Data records

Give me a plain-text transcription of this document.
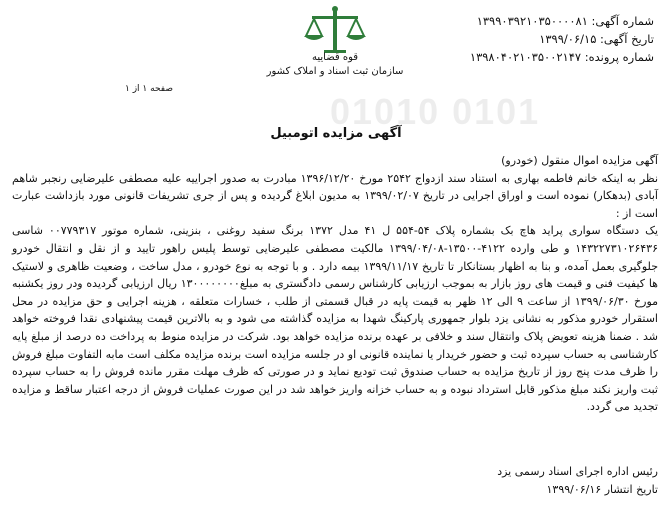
شماره آگهی: ۱۳۹۹۰۳۹۲۱۰۳۵۰۰۰۰۸۱
تاریخ آگهی: ۱۳۹۹/۰۶/۱۵
شماره پرونده: ۱۳۹۸۰۴۰۲۱۰۳۵۰۰۲۱۴۷
قوه قضاییه
سازمان ثبت اسناد و املاک کشور
صفحه ۱ از ۱
01010 0101
آگهی مزایده اتومبیل

آگهی مزایده اموال منقول (خودرو)

نظر به اینکه خانم فاطمه بهاری به استناد سند ازدواج ۲۵۴۲ مورخ ۱۳۹۶/۱۲/۲۰ مبادرت به صدور اجراییه علیه مصطفی علیرضایی رنجبر شاهم آبادی (بدهکار) نموده است و اوراق اجرایی در تاریخ ۱۳۹۹/۰۲/۰۷ به مدیون ابلاغ گردیده و پس از جری تشریفات قانونی مورد بازداشت عبارت است از :

یک دستگاه سواری پراید هاچ بک بشماره پلاک ۵۴-۵۵۴ ل ۴۱ مدل ۱۳۷۲ برنگ سفید روغنی ، بنزینی، شماره موتور ۰۰۷۷۹۳۱۷ شاسی ۱۴۳۲۲۷۳۱۰۲۶۴۳۶ و طی وارده ۴۱۲۲-۱۳۵۰۰-۱۳۹۹/۰۴/۰۸ مالکیت مصطفی علیرضایی توسط پلیس راهور تایید و از نقل و انتقال خودرو جلوگیری بعمل آمده، و بنا به اظهار بستانکار تا تاریخ ۱۳۹۹/۱۱/۱۷ بیمه دارد . و با توجه به نوع خودرو ، مدل ساخت ، وضعیت ظاهری و لاستیک ها کیفیت فنی و قیمت های روز بازار به بموجب ارزیابی کارشناس رسمی دادگستری به مبلغ۱۳۰۰۰۰۰۰۰۰ ریال ارزیابی گردیده ودر روز یکشنبه مورخ ۱۳۹۹/۰۶/۳۰ از ساعت ۹ الی ۱۲ ظهر به قیمت پایه در قبال قسمتی از طلب ، خسارات متعلقه ، هزینه اجرایی و حق مزایده در محل استقرار خودرو مذکور به نشانی یزد بلوار جمهوری پارکینگ شهدا به مزایده گذاشته می شود و به بالاترین قیمت پیشنهادی نقدا فروخته خواهد شد . ضمنا هزینه تعویض پلاک وانتقال سند و خلافی بر عهده برنده مزایده خواهد بود. شرکت در مزایده منوط به پرداخت ده درصد از مبلغ پایه کارشناسی به حساب سپرده ثبت و حضور خریدار یا نماینده قانونی او در جلسه مزایده است برنده مزایده مکلف است مابه التفاوت مبلغ فروش را ظرف مدت پنج روز از تاریخ مزایده به حساب صندوق ثبت تودیع نماید و در صورتی که ظرف مهلت مقرر مانده فروش را به حساب سپرده ثبت واریز نکند مبلغ مذکور قابل استرداد نبوده و به حساب خزانه واریز خواهد شد در این صورت عملیات فروش از درجه اعتبار ساقط و مزایده تجدید می گردد.

رئیس اداره اجرای اسناد رسمی یزد
تاریخ انتشار ۱۳۹۹/۰۶/۱۶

Required task:
Ignore the images and quote every line of the listing exactly.

Exercise response:
Give me a plain-text transcription of this document.
شماره آگهی: ۱۳۹۹۰۳۹۲۱۰۳۵۰۰۰۰۸۱
تاریخ آگهی: ۱۳۹۹/۰۶/۱۵
شماره پرونده: ۱۳۹۸۰۴۰۲۱۰۳۵۰۰۲۱۴۷
قوه قضاییه
سازمان ثبت اسناد و املاک کشور
صفحه ۱ از ۱
01010 0101
آگهی مزایده اتومبیل

آگهی مزایده اموال منقول (خودرو)

نظر به اینکه خانم فاطمه بهاری به استناد سند ازدواج ۲۵۴۲ مورخ ۱۳۹۶/۱۲/۲۰ مبادرت به صدور اجراییه علیه مصطفی علیرضایی رنجبر شاهم آبادی (بدهکار) نموده است و اوراق اجرایی در تاریخ ۱۳۹۹/۰۲/۰۷ به مدیون ابلاغ گردیده و پس از جری تشریفات قانونی مورد بازداشت عبارت است از :

یک دستگاه سواری پراید هاچ بک بشماره پلاک ۵۴-۵۵۴ ل ۴۱ مدل ۱۳۷۲ برنگ سفید روغنی ، بنزینی، شماره موتور ۰۰۷۷۹۳۱۷ شاسی ۱۴۳۲۲۷۳۱۰۲۶۴۳۶ و طی وارده ۴۱۲۲-۱۳۵۰۰-۱۳۹۹/۰۴/۰۸ مالکیت مصطفی علیرضایی توسط پلیس راهور تایید و از نقل و انتقال خودرو جلوگیری بعمل آمده، و بنا به اظهار بستانکار تا تاریخ ۱۳۹۹/۱۱/۱۷ بیمه دارد . و با توجه به نوع خودرو ، مدل ساخت ، وضعیت ظاهری و لاستیک ها کیفیت فنی و قیمت های روز بازار به بموجب ارزیابی کارشناس رسمی دادگستری به مبلغ۱۳۰۰۰۰۰۰۰۰ ریال ارزیابی گردیده ودر روز یکشنبه مورخ ۱۳۹۹/۰۶/۳۰ از ساعت ۹ الی ۱۲ ظهر به قیمت پایه در قبال قسمتی از طلب ، خسارات متعلقه ، هزینه اجرایی و حق مزایده در محل استقرار خودرو مذکور به نشانی یزد بلوار جمهوری پارکینگ شهدا به مزایده گذاشته می شود و به بالاترین قیمت پیشنهادی نقدا فروخته خواهد شد . ضمنا هزینه تعویض پلاک وانتقال سند و خلافی بر عهده برنده مزایده خواهد بود. شرکت در مزایده منوط به پرداخت ده درصد از مبلغ پایه کارشناسی به حساب سپرده ثبت و حضور خریدار یا نماینده قانونی او در جلسه مزایده است برنده مزایده مکلف است مابه التفاوت مبلغ فروش را ظرف مدت پنج روز از تاریخ مزایده به حساب صندوق ثبت تودیع نماید و در صورتی که ظرف مهلت مقرر مانده فروش را به حساب سپرده ثبت واریز نکند مبلغ مذکور قابل استرداد نبوده و به حساب خزانه واریز خواهد شد در این صورت عملیات فروش از درجه اعتبار ساقط و مزایده تجدید می گردد.

رئیس اداره اجرای اسناد رسمی یزد
تاریخ انتشار ۱۳۹۹/۰۶/۱۶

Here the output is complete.